Below are some records; return each one exactly.
── The input
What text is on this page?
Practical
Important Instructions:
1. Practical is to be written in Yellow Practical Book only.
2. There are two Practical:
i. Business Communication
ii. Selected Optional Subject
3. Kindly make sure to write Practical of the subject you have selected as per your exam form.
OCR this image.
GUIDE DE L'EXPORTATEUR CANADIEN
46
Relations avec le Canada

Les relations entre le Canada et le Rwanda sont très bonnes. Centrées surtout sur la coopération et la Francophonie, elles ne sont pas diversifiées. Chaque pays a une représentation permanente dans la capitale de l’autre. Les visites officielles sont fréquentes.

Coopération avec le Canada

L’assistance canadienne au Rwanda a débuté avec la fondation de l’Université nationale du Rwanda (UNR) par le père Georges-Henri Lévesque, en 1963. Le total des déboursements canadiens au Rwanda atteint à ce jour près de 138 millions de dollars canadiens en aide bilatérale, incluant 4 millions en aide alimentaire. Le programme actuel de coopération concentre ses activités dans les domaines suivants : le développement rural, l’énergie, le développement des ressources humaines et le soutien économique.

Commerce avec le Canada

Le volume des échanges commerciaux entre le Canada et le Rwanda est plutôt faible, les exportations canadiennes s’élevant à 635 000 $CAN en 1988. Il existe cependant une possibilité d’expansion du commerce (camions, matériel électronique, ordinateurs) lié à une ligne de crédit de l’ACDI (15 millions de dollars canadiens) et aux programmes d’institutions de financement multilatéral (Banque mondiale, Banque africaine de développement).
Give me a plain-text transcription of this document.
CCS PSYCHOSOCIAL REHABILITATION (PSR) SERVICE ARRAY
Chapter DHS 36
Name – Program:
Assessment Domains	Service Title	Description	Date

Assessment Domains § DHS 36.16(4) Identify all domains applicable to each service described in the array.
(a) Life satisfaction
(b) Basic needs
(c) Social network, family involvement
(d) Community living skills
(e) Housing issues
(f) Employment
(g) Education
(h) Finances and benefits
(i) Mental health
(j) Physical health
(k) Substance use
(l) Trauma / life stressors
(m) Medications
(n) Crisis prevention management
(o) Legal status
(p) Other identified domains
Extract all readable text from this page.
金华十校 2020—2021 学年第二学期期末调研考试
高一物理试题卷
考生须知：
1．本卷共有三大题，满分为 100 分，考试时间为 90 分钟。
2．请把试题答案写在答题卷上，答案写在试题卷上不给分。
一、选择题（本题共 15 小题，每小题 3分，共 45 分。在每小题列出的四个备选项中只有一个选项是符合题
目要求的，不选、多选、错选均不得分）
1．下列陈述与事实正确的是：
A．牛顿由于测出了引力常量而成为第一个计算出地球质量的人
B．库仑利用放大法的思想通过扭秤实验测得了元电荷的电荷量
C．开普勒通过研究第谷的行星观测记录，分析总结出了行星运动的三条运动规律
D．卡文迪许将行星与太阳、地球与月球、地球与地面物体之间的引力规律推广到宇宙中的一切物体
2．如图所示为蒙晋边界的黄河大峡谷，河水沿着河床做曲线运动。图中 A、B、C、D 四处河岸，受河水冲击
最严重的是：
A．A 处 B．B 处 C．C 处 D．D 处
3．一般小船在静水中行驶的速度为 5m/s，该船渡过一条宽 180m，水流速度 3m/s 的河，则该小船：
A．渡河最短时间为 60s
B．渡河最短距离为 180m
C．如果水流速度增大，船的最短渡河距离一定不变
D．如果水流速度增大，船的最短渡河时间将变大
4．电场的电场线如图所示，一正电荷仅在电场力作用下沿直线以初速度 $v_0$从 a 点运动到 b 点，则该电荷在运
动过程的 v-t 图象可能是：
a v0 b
────
#### [Task response]
What text is on this page?
Practical
Important Instructions:
1. Practical is to be written in Yellow Practical Book only.
2. There are two Practical:
i. Business Communication
ii. Selected Optional Subject
3. Kindly make sure to write Practical of the subject you have selected as per your exam form.
OCR this image.
GUIDE DE L'EXPORTATEUR CANADIEN
46
Relations avec le Canada

Les relations entre le Canada et le Rwanda sont très bonnes. Centrées surtout sur la coopération et la Francophonie, elles ne sont pas diversifiées. Chaque pays a une représentation permanente dans la capitale de l’autre. Les visites officielles sont fréquentes.

Coopération avec le Canada

L’assistance canadienne au Rwanda a débuté avec la fondation de l’Université nationale du Rwanda (UNR) par le père Georges-Henri Lévesque, en 1963. Le total des déboursements canadiens au Rwanda atteint à ce jour près de 138 millions de dollars canadiens en aide bilatérale, incluant 4 millions en aide alimentaire. Le programme actuel de coopération concentre ses activités dans les domaines suivants : le développement rural, l’énergie, le développement des ressources humaines et le soutien économique.

Commerce avec le Canada

Le volume des échanges commerciaux entre le Canada et le Rwanda est plutôt faible, les exportations canadiennes s’élevant à 635 000 $CAN en 1988. Il existe cependant une possibilité d’expansion du commerce (camions, matériel électronique, ordinateurs) lié à une ligne de crédit de l’ACDI (15 millions de dollars canadiens) et aux programmes d’institutions de financement multilatéral (Banque mondiale, Banque africaine de développement).
Give me a plain-text transcription of this document.
CCS PSYCHOSOCIAL REHABILITATION (PSR) SERVICE ARRAY
Chapter DHS 36
Name – Program:
Assessment Domains	Service Title	Description	Date

Assessment Domains § DHS 36.16(4) Identify all domains applicable to each service described in the array.
(a) Life satisfaction
(b) Basic needs
(c) Social network, family involvement
(d) Community living skills
(e) Housing issues
(f) Employment
(g) Education
(h) Finances and benefits
(i) Mental health
(j) Physical health
(k) Substance use
(l) Trauma / life stressors
(m) Medications
(n) Crisis prevention management
(o) Legal status
(p) Other identified domains
Extract all readable text from this page.
金华十校 2020—2021 学年第二学期期末调研考试
高一物理试题卷
考生须知：
1．本卷共有三大题，满分为 100 分，考试时间为 90 分钟。
2．请把试题答案写在答题卷上，答案写在试题卷上不给分。
一、选择题（本题共 15 小题，每小题 3分，共 45 分。在每小题列出的四个备选项中只有一个选项是符合题
目要求的，不选、多选、错选均不得分）
1．下列陈述与事实正确的是：
A．牛顿由于测出了引力常量而成为第一个计算出地球质量的人
B．库仑利用放大法的思想通过扭秤实验测得了元电荷的电荷量
C．开普勒通过研究第谷的行星观测记录，分析总结出了行星运动的三条运动规律
D．卡文迪许将行星与太阳、地球与月球、地球与地面物体之间的引力规律推广到宇宙中的一切物体
2．如图所示为蒙晋边界的黄河大峡谷，河水沿着河床做曲线运动。图中 A、B、C、D 四处河岸，受河水冲击
最严重的是：
A．A 处 B．B 处 C．C 处 D．D 处
3．一般小船在静水中行驶的速度为 5m/s，该船渡过一条宽 180m，水流速度 3m/s 的河，则该小船：
A．渡河最短时间为 60s
B．渡河最短距离为 180m
C．如果水流速度增大，船的最短渡河距离一定不变
D．如果水流速度增大，船的最短渡河时间将变大
4．电场的电场线如图所示，一正电荷仅在电场力作用下沿直线以初速度 $v_0$从 a 点运动到 b 点，则该电荷在运
动过程的 v-t 图象可能是：
a v0 b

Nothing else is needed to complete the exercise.